### AIM
Please state how many lines in the records contain the string "Pattern", with no words besides the number.

Start DATASET EXTRACT

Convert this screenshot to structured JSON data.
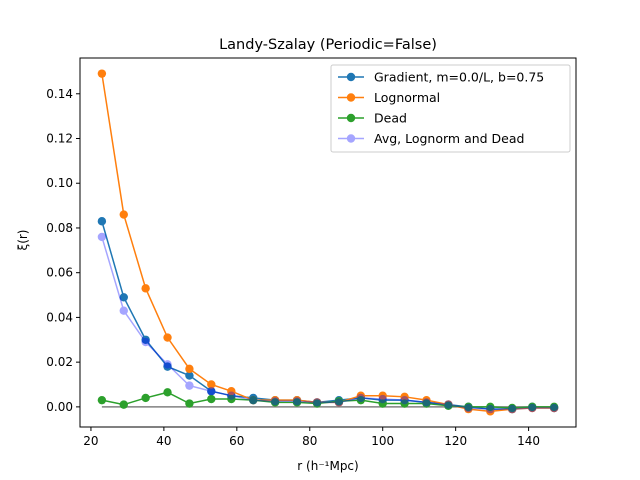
{
  "chart_data": {
    "type": "line",
    "title": "Landy-Szalay (Periodic=False)",
    "xlabel": "r (h⁻¹Mpc)",
    "ylabel": "ξ(r)",
    "xlim": [
      17.0,
      153.0
    ],
    "ylim": [
      -0.009,
      0.156
    ],
    "xticks": [
      20,
      40,
      60,
      80,
      100,
      120,
      140
    ],
    "yticks": [
      0.0,
      0.02,
      0.04,
      0.06,
      0.08,
      0.1,
      0.12,
      0.14
    ],
    "ytick_labels": [
      "0.00",
      "0.02",
      "0.04",
      "0.06",
      "0.08",
      "0.10",
      "0.12",
      "0.14"
    ],
    "legend_position": "upper right",
    "grid": false,
    "x": [
      23,
      29,
      35,
      41,
      47,
      53,
      58.5,
      64.5,
      70.5,
      76.5,
      82,
      88,
      94,
      100,
      106,
      112,
      118,
      123.5,
      129.5,
      135.5,
      141,
      147
    ],
    "series": [
      {
        "name": "Gradient, m=0.0/L, b=0.75",
        "color": "#1f77b4",
        "alpha": 1.0,
        "values": [
          0.083,
          0.049,
          0.03,
          0.018,
          0.014,
          0.007,
          0.005,
          0.004,
          0.003,
          0.003,
          0.002,
          0.003,
          0.004,
          0.003,
          0.003,
          0.002,
          0.001,
          0.0,
          -0.001,
          -0.001,
          0.0,
          -0.0005
        ]
      },
      {
        "name": "Lognormal",
        "color": "#ff7f0e",
        "alpha": 1.0,
        "values": [
          0.149,
          0.086,
          0.053,
          0.031,
          0.017,
          0.01,
          0.007,
          0.003,
          0.003,
          0.003,
          0.002,
          0.002,
          0.005,
          0.005,
          0.0045,
          0.003,
          0.001,
          -0.001,
          -0.002,
          -0.001,
          -0.0005,
          -0.0005
        ]
      },
      {
        "name": "Dead",
        "color": "#2ca02c",
        "alpha": 1.0,
        "values": [
          0.003,
          0.001,
          0.004,
          0.0065,
          0.0015,
          0.0035,
          0.0035,
          0.003,
          0.002,
          0.002,
          0.0015,
          0.0025,
          0.003,
          0.0015,
          0.0015,
          0.0015,
          0.0005,
          0.0,
          0.0,
          -0.0005,
          0.0,
          0.0
        ]
      },
      {
        "name": "Avg, Lognorm and Dead",
        "color": "#0000ff",
        "alpha": 0.35,
        "values": [
          0.076,
          0.043,
          0.029,
          0.019,
          0.0095,
          0.007,
          0.005,
          0.003,
          0.0025,
          0.0025,
          0.002,
          0.002,
          0.004,
          0.0035,
          0.003,
          0.002,
          0.001,
          -0.0005,
          -0.001,
          -0.001,
          -0.0005,
          -0.0005
        ]
      }
    ],
    "reference_line": {
      "y": 0.0,
      "x_from": 23,
      "x_to": 147,
      "color": "#808080"
    }
  }
}
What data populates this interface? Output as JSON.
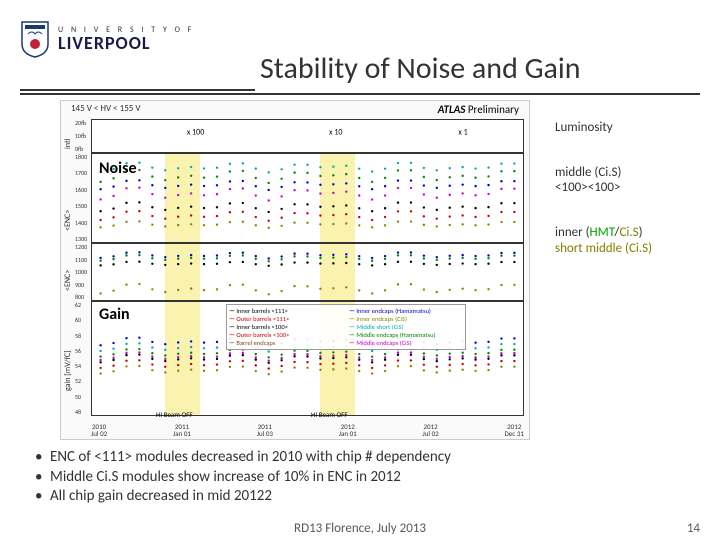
{
  "logo": {
    "univ": "U N I V E R S I T Y  O F",
    "name": "LIVERPOOL"
  },
  "title": "Stability of Noise and Gain",
  "chart": {
    "header": "145 V < HV < 155 V",
    "atlas": "ATLAS",
    "prelim": " Preliminary",
    "noise_label": "Noise",
    "gain_label": "Gain",
    "ylabel1": "intl",
    "ylabel2": "<ENC>",
    "ylabel3": "<ENC>",
    "ylabel4": "gain [mV/fC]",
    "mult_labels": [
      "x 100",
      "x 10",
      "x 1"
    ],
    "beam_off": "HI  Beam OFF",
    "beam_off2": "HI        Beam OFF",
    "panel1_yticks": [
      "20fb",
      "10fb",
      "0fb"
    ],
    "panel2_yticks": [
      "1800",
      "1700",
      "1600",
      "1500",
      "1400",
      "1300"
    ],
    "panel3_yticks": [
      "1200",
      "1100",
      "1000",
      "900",
      "800"
    ],
    "panel4_yticks": [
      "62",
      "60",
      "58",
      "56",
      "54",
      "52",
      "50",
      "48"
    ],
    "xaxis": [
      {
        "top": "2010",
        "bot": "Jul 02"
      },
      {
        "top": "2011",
        "bot": "Jan 01"
      },
      {
        "top": "2011",
        "bot": "Jul 03"
      },
      {
        "top": "2012",
        "bot": "Jan 01"
      },
      {
        "top": "2012",
        "bot": "Jul 02"
      },
      {
        "top": "2012",
        "bot": "Dec 31"
      }
    ],
    "legend": [
      "Inner barrels <111>",
      "Inner endcaps (Hamamatsu)",
      "Outer barrels <111>",
      "Inner endcaps (CiS)",
      "Inner barrels <100>",
      "Middle short (CiS)",
      "Outer barrels <100>",
      "Middle endcaps (Hamamatsu)",
      "Barrel endcaps",
      "Middle endcaps (CiS)"
    ],
    "highlight_bands": [
      {
        "left_pct": 17,
        "width_pct": 8
      },
      {
        "left_pct": 53,
        "width_pct": 8
      }
    ],
    "series_colors": {
      "black": "#000000",
      "red": "#cc0000",
      "blue": "#0000cc",
      "green": "#008800",
      "magenta": "#cc00cc",
      "cyan": "#00aaaa",
      "olive": "#888800",
      "darkred": "#880000"
    },
    "lumi": {
      "color": "#8b0000",
      "segments": [
        {
          "x1pct": 2,
          "y1pct": 90,
          "x2pct": 18,
          "y2pct": 85
        },
        {
          "x1pct": 28,
          "y1pct": 95,
          "x2pct": 55,
          "y2pct": 45
        },
        {
          "x1pct": 62,
          "y1pct": 95,
          "x2pct": 98,
          "y2pct": 10
        }
      ]
    },
    "panel2_series": [
      {
        "color": "#00aaaa",
        "baseY": 15,
        "wiggle": 3
      },
      {
        "color": "#008800",
        "baseY": 25,
        "wiggle": 4
      },
      {
        "color": "#0000cc",
        "baseY": 35,
        "wiggle": 3
      },
      {
        "color": "#cc00cc",
        "baseY": 45,
        "wiggle": 4
      },
      {
        "color": "#000000",
        "baseY": 60,
        "wiggle": 3
      },
      {
        "color": "#cc0000",
        "baseY": 70,
        "wiggle": 3
      },
      {
        "color": "#888800",
        "baseY": 80,
        "wiggle": 2
      }
    ],
    "panel3_series": [
      {
        "color": "#0000cc",
        "baseY": 20,
        "wiggle": 3
      },
      {
        "color": "#008800",
        "baseY": 25,
        "wiggle": 3
      },
      {
        "color": "#000000",
        "baseY": 35,
        "wiggle": 2
      },
      {
        "color": "#888800",
        "baseY": 80,
        "wiggle": 5
      }
    ],
    "panel4_series": [
      {
        "color": "#0000cc",
        "baseY": 35,
        "wiggle": 2
      },
      {
        "color": "#00aaaa",
        "baseY": 40,
        "wiggle": 2
      },
      {
        "color": "#008800",
        "baseY": 45,
        "wiggle": 2
      },
      {
        "color": "#cc00cc",
        "baseY": 48,
        "wiggle": 2
      },
      {
        "color": "#000000",
        "baseY": 50,
        "wiggle": 2
      },
      {
        "color": "#cc0000",
        "baseY": 55,
        "wiggle": 2
      },
      {
        "color": "#888800",
        "baseY": 60,
        "wiggle": 2
      }
    ]
  },
  "annotations": {
    "luminosity": "Luminosity",
    "middle1": "middle (Ci.S)",
    "middle2": "<100><100>",
    "inner_pre": "inner (",
    "inner_hmt": "HMT",
    "inner_sep": "/",
    "inner_cis": "Ci.S",
    "inner_post": ")",
    "short_mid": "short middle (Ci.S)"
  },
  "bullets": [
    "ENC of <111> modules decreased in 2010 with chip # dependency",
    "Middle Ci.S modules show increase of 10% in ENC in 2012",
    "All chip gain decreased in mid 20122"
  ],
  "footer": "RD13 Florence, July 2013",
  "page": "14"
}
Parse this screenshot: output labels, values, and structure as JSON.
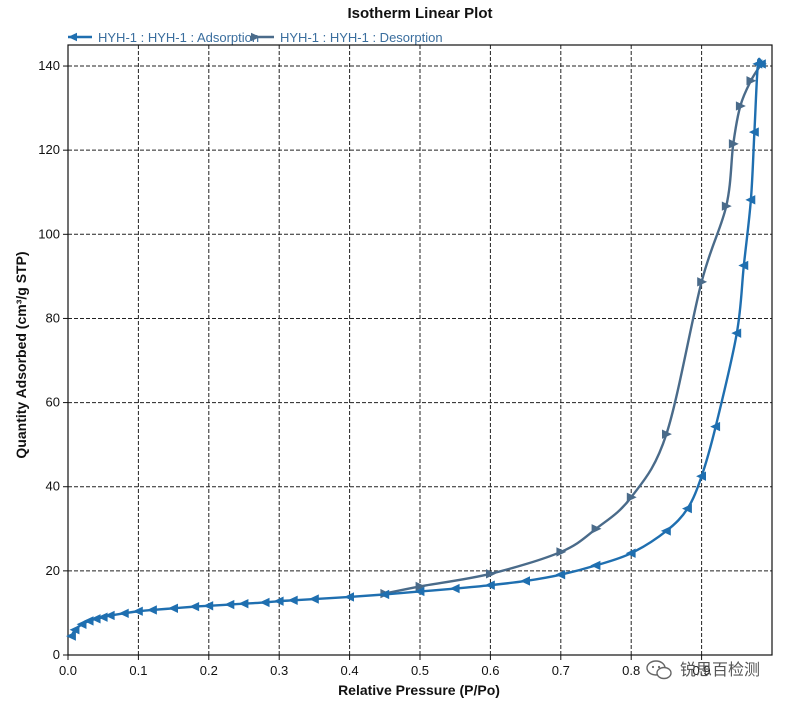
{
  "chart_data": {
    "type": "line",
    "title": "Isotherm Linear Plot",
    "xlabel": "Relative Pressure (P/Po)",
    "ylabel": "Quantity Adsorbed (cm³/g STP)",
    "xlim": [
      0,
      1.0
    ],
    "ylim": [
      0,
      145
    ],
    "x_ticks": [
      "0.0",
      "0.1",
      "0.2",
      "0.3",
      "0.4",
      "0.5",
      "0.6",
      "0.7",
      "0.8",
      "0.9"
    ],
    "y_ticks": [
      "0",
      "20",
      "40",
      "60",
      "80",
      "100",
      "120",
      "140"
    ],
    "grid": true,
    "legend_position": "top-left",
    "series": [
      {
        "name": "HYH-1 : HYH-1 : Adsorption",
        "color": "#1f6fb0",
        "marker": "triangle-left",
        "x": [
          0.005,
          0.01,
          0.02,
          0.03,
          0.04,
          0.05,
          0.06,
          0.08,
          0.1,
          0.12,
          0.15,
          0.18,
          0.2,
          0.23,
          0.25,
          0.28,
          0.3,
          0.32,
          0.35,
          0.4,
          0.45,
          0.5,
          0.55,
          0.6,
          0.65,
          0.7,
          0.75,
          0.8,
          0.85,
          0.88,
          0.9,
          0.92,
          0.95,
          0.96,
          0.97,
          0.975,
          0.98,
          0.985
        ],
        "y": [
          4.5,
          6.0,
          7.3,
          8.1,
          8.6,
          9.0,
          9.4,
          9.9,
          10.4,
          10.7,
          11.1,
          11.5,
          11.7,
          12.0,
          12.2,
          12.5,
          12.8,
          13.0,
          13.3,
          13.8,
          14.4,
          15.1,
          15.8,
          16.6,
          17.6,
          19.1,
          21.3,
          24.2,
          29.5,
          34.8,
          42.5,
          54.3,
          76.5,
          92.6,
          108.2,
          124.3,
          140.5,
          140.5
        ]
      },
      {
        "name": "HYH-1 : HYH-1 : Desorption",
        "color": "#4a6b8a",
        "marker": "triangle-right",
        "x": [
          0.985,
          0.97,
          0.955,
          0.945,
          0.935,
          0.9,
          0.85,
          0.8,
          0.75,
          0.7,
          0.6,
          0.5,
          0.45
        ],
        "y": [
          140.5,
          136.5,
          130.5,
          121.5,
          106.7,
          88.7,
          52.5,
          37.5,
          30.0,
          24.5,
          19.3,
          16.3,
          14.6
        ]
      }
    ]
  },
  "watermark": {
    "text": "锐思百检测"
  }
}
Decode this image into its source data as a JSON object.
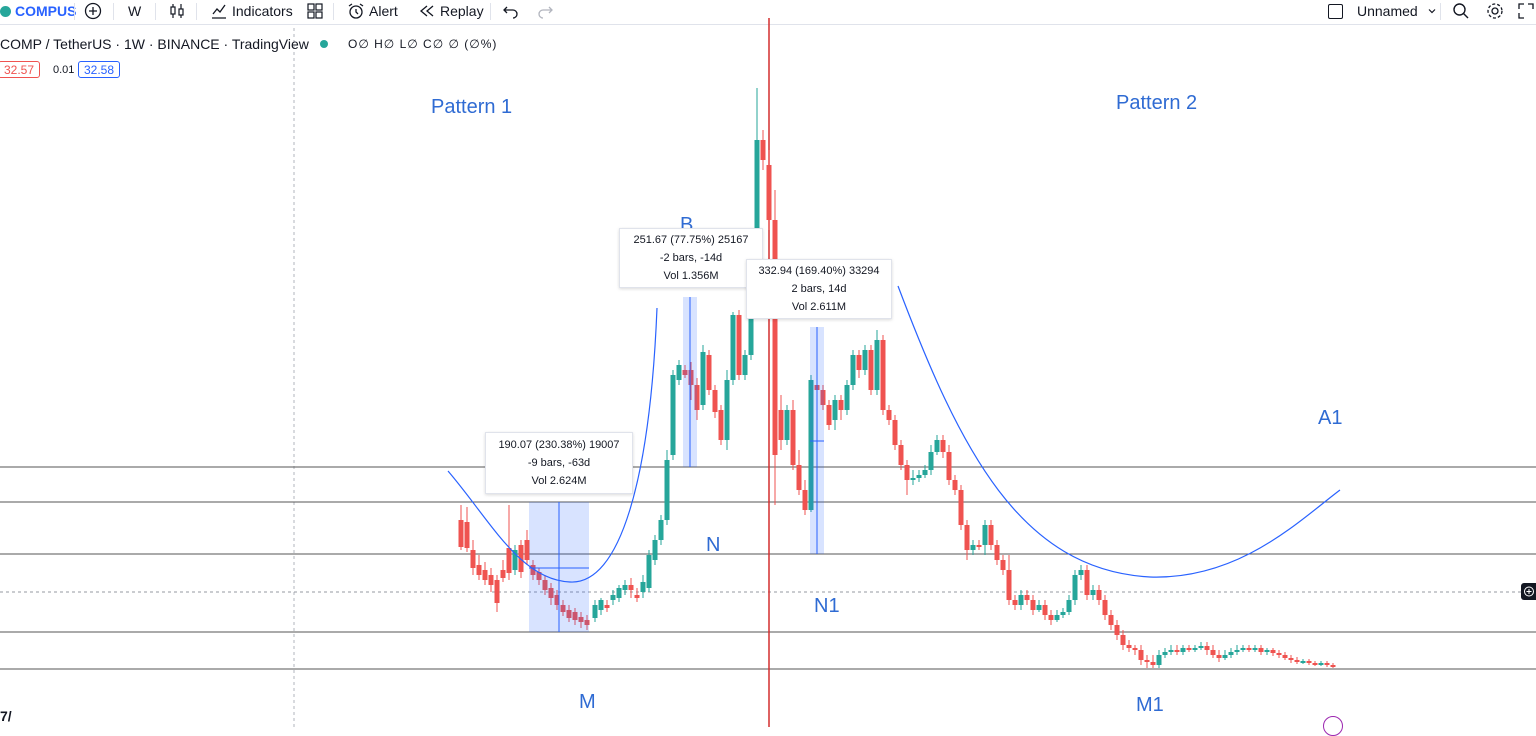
{
  "toolbar": {
    "symbol": "COMPUS",
    "interval": "W",
    "indicators_label": "Indicators",
    "alert_label": "Alert",
    "replay_label": "Replay",
    "layout_name": "Unnamed"
  },
  "legend": {
    "title": "COMP / TetherUS · 1W · BINANCE · TradingView",
    "ohlc": "O∅ H∅ L∅ C∅ ∅ (∅%)",
    "bid": "32.57",
    "spread": "0.01",
    "ask": "32.58"
  },
  "annotations": {
    "pattern1": "Pattern 1",
    "pattern2": "Pattern 2",
    "a1": "A1",
    "b": "B",
    "n": "N",
    "n1": "N1",
    "m": "M",
    "m1": "M1"
  },
  "measures": [
    {
      "line1": "190.07 (230.38%) 19007",
      "line2": "-9 bars, -63d",
      "line3": "Vol 2.624M"
    },
    {
      "line1": "251.67 (77.75%) 25167",
      "line2": "-2 bars, -14d",
      "line3": "Vol 1.356M"
    },
    {
      "line1": "332.94 (169.40%) 33294",
      "line2": "2 bars, 14d",
      "line3": "Vol 2.611M"
    }
  ],
  "colors": {
    "up": "#26a69a",
    "down": "#ef5350",
    "drawing": "#2962ff",
    "label": "#2f6bd3"
  }
}
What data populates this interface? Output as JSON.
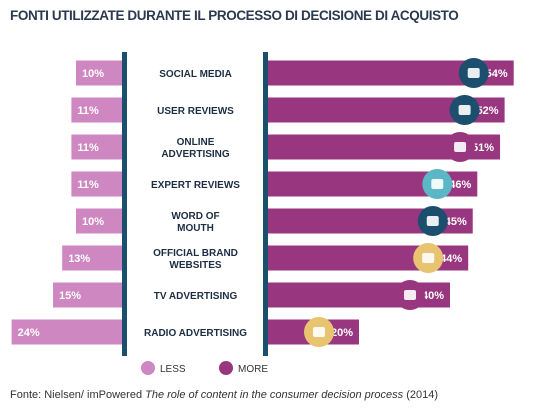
{
  "chart_data": {
    "type": "bar",
    "title": "FONTI UTILIZZATE DURANTE IL PROCESSO DI DECISIONE DI ACQUISTO",
    "categories": [
      [
        "SOCIAL MEDIA"
      ],
      [
        "USER REVIEWS"
      ],
      [
        "ONLINE",
        "ADVERTISING"
      ],
      [
        "EXPERT REVIEWS"
      ],
      [
        "WORD OF",
        "MOUTH"
      ],
      [
        "OFFICIAL BRAND",
        "WEBSITES"
      ],
      [
        "TV ADVERTISING"
      ],
      [
        "RADIO ADVERTISING"
      ]
    ],
    "series": [
      {
        "name": "LESS",
        "color": "#cf87c1",
        "values": [
          10,
          11,
          11,
          11,
          10,
          13,
          15,
          24
        ],
        "labels": [
          "10%",
          "11%",
          "11%",
          "11%",
          "10%",
          "13%",
          "15%",
          "24%"
        ]
      },
      {
        "name": "MORE",
        "color": "#993680",
        "values": [
          54,
          52,
          51,
          46,
          45,
          44,
          40,
          20
        ],
        "labels": [
          "54%",
          "52%",
          "51%",
          "46%",
          "45%",
          "44%",
          "40%",
          "20%"
        ]
      }
    ],
    "icons": [
      "twitter-bird-icon",
      "chat-bubbles-icon",
      "monitor-icon",
      "thumbs-up-icon",
      "talking-heads-icon",
      "mobile-phone-icon",
      "tv-icon",
      "radio-icon"
    ],
    "icon_colors": [
      "#1c4f6d",
      "#1c4f6d",
      "#993680",
      "#5bb7c6",
      "#1c4f6d",
      "#e8c470",
      "#993680",
      "#e8c470"
    ],
    "divider_color": "#1c4f6d",
    "label_color": "#1c2e44",
    "legend_placement": "bottom-center",
    "grid": false
  },
  "source": {
    "prefix": "Fonte: Nielsen/ imPowered ",
    "title": "The role of content in the consumer decision process",
    "suffix": " (2014)"
  }
}
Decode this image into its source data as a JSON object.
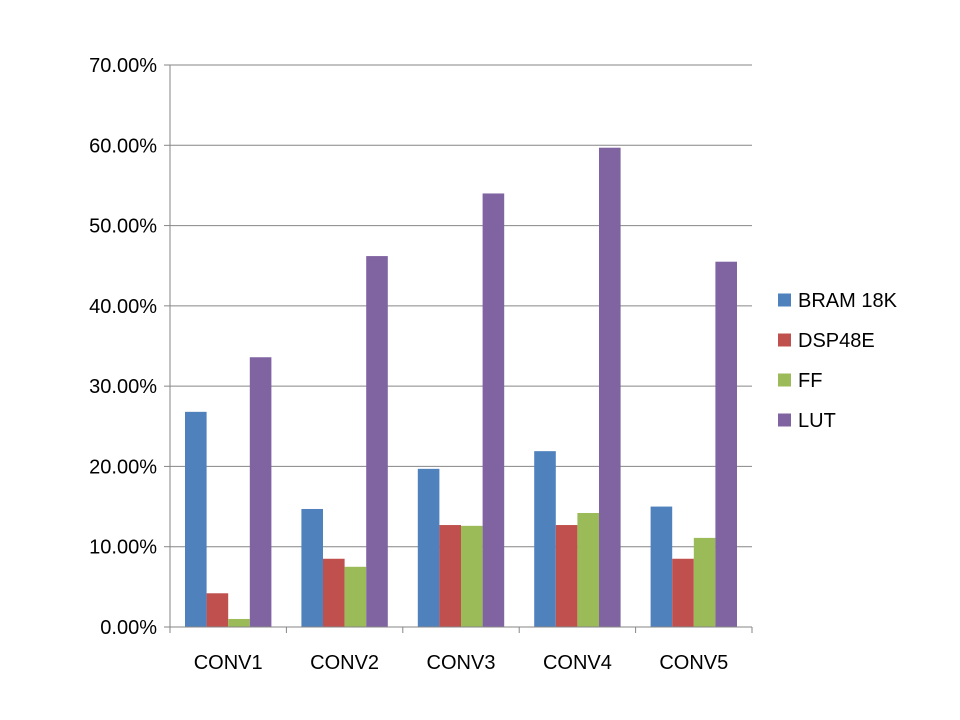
{
  "chart_data": {
    "type": "bar",
    "title": "",
    "xlabel": "",
    "ylabel": "",
    "categories": [
      "CONV1",
      "CONV2",
      "CONV3",
      "CONV4",
      "CONV5"
    ],
    "series": [
      {
        "name": "BRAM 18K",
        "color": "#4F81BD",
        "values": [
          26.8,
          14.7,
          19.7,
          21.9,
          15.0
        ]
      },
      {
        "name": "DSP48E",
        "color": "#C0504D",
        "values": [
          4.2,
          8.5,
          12.7,
          12.7,
          8.5
        ]
      },
      {
        "name": "FF",
        "color": "#9BBB59",
        "values": [
          1.0,
          7.5,
          12.6,
          14.2,
          11.1
        ]
      },
      {
        "name": "LUT",
        "color": "#8064A2",
        "values": [
          33.6,
          46.2,
          54.0,
          59.7,
          45.5
        ]
      }
    ],
    "ylim": [
      0,
      70
    ],
    "yticks": [
      0,
      10,
      20,
      30,
      40,
      50,
      60,
      70
    ],
    "ytick_labels": [
      "0.00%",
      "10.00%",
      "20.00%",
      "30.00%",
      "40.00%",
      "50.00%",
      "60.00%",
      "70.00%"
    ],
    "grid": true,
    "legend": "right"
  }
}
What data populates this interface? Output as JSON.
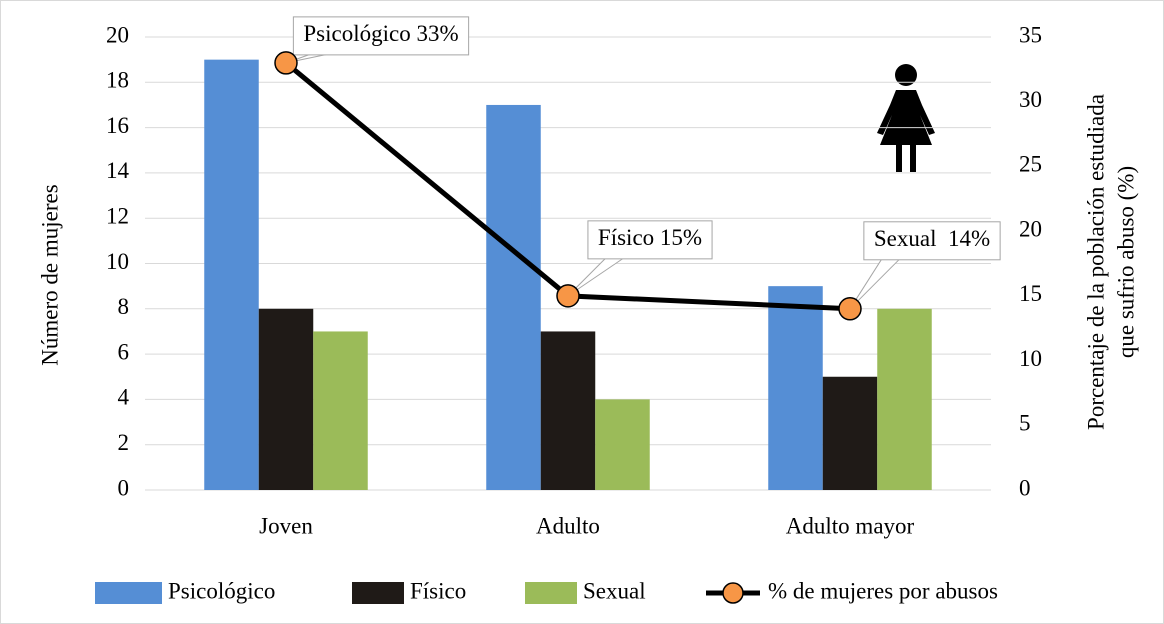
{
  "chart_data": {
    "type": "bar",
    "categories": [
      "Joven",
      "Adulto",
      "Adulto mayor"
    ],
    "ylabel": "Número de mujeres",
    "y2label": [
      "Porcentaje de la población estudiada",
      "que sufrio abuso (%)"
    ],
    "series": [
      {
        "name": "Psicológico",
        "color": "#558ed5",
        "values": [
          19,
          17,
          9
        ]
      },
      {
        "name": "Físico",
        "color": "#1f1a17",
        "values": [
          8,
          7,
          5
        ]
      },
      {
        "name": "Sexual",
        "color": "#9bbb59",
        "values": [
          7,
          4,
          8
        ]
      },
      {
        "name": "% de mujeres por abusos",
        "type": "line",
        "axis": "y2",
        "color": "#000000",
        "marker_color": "#f79646",
        "values": [
          33,
          15,
          14
        ],
        "value_labels": [
          "Psicológico 33%",
          "Físico 15%",
          "Sexual  14%"
        ]
      }
    ],
    "ylim": [
      0,
      20
    ],
    "yticks": [
      0,
      2,
      4,
      6,
      8,
      10,
      12,
      14,
      16,
      18,
      20
    ],
    "y2lim": [
      0,
      35
    ],
    "y2ticks": [
      0,
      5,
      10,
      15,
      20,
      25,
      30,
      35
    ],
    "grid": true,
    "legend": "bottom"
  }
}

End DATASET EXTRACT

### FINAL ANSWER
2